GIVEN TASK
The records below are to be repeated in full, exactly as they are.
WORKING DATA start
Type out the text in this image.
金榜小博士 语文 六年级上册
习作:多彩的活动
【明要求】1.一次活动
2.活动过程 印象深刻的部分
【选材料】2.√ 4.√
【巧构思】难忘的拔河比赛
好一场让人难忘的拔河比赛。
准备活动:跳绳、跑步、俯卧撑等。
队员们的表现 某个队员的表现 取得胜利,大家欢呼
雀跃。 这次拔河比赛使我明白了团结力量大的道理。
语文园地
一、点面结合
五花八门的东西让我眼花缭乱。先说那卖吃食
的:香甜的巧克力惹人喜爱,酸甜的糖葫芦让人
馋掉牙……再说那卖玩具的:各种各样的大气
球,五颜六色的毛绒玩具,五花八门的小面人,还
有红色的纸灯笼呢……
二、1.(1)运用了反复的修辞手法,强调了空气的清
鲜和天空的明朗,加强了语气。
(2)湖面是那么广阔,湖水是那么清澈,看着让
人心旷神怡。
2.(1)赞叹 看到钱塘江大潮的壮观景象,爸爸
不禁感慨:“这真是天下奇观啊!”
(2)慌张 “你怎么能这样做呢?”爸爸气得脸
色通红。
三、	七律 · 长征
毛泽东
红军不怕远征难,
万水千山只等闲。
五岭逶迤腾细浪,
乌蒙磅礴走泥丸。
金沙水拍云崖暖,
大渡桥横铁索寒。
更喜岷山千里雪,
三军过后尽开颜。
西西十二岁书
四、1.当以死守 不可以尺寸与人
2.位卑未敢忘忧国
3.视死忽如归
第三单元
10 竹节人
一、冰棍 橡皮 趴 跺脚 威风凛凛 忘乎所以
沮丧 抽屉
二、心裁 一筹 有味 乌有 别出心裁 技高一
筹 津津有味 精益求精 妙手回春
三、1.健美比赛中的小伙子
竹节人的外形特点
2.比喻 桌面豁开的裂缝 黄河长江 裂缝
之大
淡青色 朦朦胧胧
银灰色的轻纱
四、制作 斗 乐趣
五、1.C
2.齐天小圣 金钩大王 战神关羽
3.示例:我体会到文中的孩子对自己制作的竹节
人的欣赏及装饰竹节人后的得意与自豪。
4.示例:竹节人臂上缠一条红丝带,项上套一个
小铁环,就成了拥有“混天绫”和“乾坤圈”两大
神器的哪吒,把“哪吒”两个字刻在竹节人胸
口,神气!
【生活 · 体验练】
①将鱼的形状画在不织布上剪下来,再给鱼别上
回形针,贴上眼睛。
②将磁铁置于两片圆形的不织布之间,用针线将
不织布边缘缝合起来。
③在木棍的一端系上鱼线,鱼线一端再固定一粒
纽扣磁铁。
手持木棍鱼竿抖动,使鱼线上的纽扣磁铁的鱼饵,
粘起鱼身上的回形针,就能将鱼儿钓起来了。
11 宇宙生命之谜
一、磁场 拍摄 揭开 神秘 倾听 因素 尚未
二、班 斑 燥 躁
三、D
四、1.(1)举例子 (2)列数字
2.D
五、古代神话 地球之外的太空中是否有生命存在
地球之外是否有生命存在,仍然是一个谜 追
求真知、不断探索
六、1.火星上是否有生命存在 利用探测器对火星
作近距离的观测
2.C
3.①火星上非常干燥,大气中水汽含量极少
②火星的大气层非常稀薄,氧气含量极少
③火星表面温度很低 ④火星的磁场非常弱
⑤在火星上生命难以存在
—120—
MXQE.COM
WORKING DATA end
REPLY
Type out the text in this image.
金榜小博士 语文 六年级上册
习作:多彩的活动
【明要求】1.一次活动
2.活动过程 印象深刻的部分
【选材料】2.√ 4.√
【巧构思】难忘的拔河比赛
好一场让人难忘的拔河比赛。
准备活动:跳绳、跑步、俯卧撑等。
队员们的表现 某个队员的表现 取得胜利,大家欢呼
雀跃。 这次拔河比赛使我明白了团结力量大的道理。
语文园地
一、点面结合
五花八门的东西让我眼花缭乱。先说那卖吃食
的:香甜的巧克力惹人喜爱,酸甜的糖葫芦让人
馋掉牙……再说那卖玩具的:各种各样的大气
球,五颜六色的毛绒玩具,五花八门的小面人,还
有红色的纸灯笼呢……
二、1.(1)运用了反复的修辞手法,强调了空气的清
鲜和天空的明朗,加强了语气。
(2)湖面是那么广阔,湖水是那么清澈,看着让
人心旷神怡。
2.(1)赞叹 看到钱塘江大潮的壮观景象,爸爸
不禁感慨:“这真是天下奇观啊!”
(2)慌张 “你怎么能这样做呢?”爸爸气得脸
色通红。
三、	七律 · 长征
毛泽东
红军不怕远征难,
万水千山只等闲。
五岭逶迤腾细浪,
乌蒙磅礴走泥丸。
金沙水拍云崖暖,
大渡桥横铁索寒。
更喜岷山千里雪,
三军过后尽开颜。
西西十二岁书
四、1.当以死守 不可以尺寸与人
2.位卑未敢忘忧国
3.视死忽如归
第三单元
10 竹节人
一、冰棍 橡皮 趴 跺脚 威风凛凛 忘乎所以
沮丧 抽屉
二、心裁 一筹 有味 乌有 别出心裁 技高一
筹 津津有味 精益求精 妙手回春
三、1.健美比赛中的小伙子
竹节人的外形特点
2.比喻 桌面豁开的裂缝 黄河长江 裂缝
之大
淡青色 朦朦胧胧
银灰色的轻纱
四、制作 斗 乐趣
五、1.C
2.齐天小圣 金钩大王 战神关羽
3.示例:我体会到文中的孩子对自己制作的竹节
人的欣赏及装饰竹节人后的得意与自豪。
4.示例:竹节人臂上缠一条红丝带,项上套一个
小铁环,就成了拥有“混天绫”和“乾坤圈”两大
神器的哪吒,把“哪吒”两个字刻在竹节人胸
口,神气!
【生活 · 体验练】
①将鱼的形状画在不织布上剪下来,再给鱼别上
回形针,贴上眼睛。
②将磁铁置于两片圆形的不织布之间,用针线将
不织布边缘缝合起来。
③在木棍的一端系上鱼线,鱼线一端再固定一粒
纽扣磁铁。
手持木棍鱼竿抖动,使鱼线上的纽扣磁铁的鱼饵,
粘起鱼身上的回形针,就能将鱼儿钓起来了。
11 宇宙生命之谜
一、磁场 拍摄 揭开 神秘 倾听 因素 尚未
二、班 斑 燥 躁
三、D
四、1.(1)举例子 (2)列数字
2.D
五、古代神话 地球之外的太空中是否有生命存在
地球之外是否有生命存在,仍然是一个谜 追
求真知、不断探索
六、1.火星上是否有生命存在 利用探测器对火星
作近距离的观测
2.C
3.①火星上非常干燥,大气中水汽含量极少
②火星的大气层非常稀薄,氧气含量极少
③火星表面温度很低 ④火星的磁场非常弱
⑤在火星上生命难以存在
—120—
MXQE.COM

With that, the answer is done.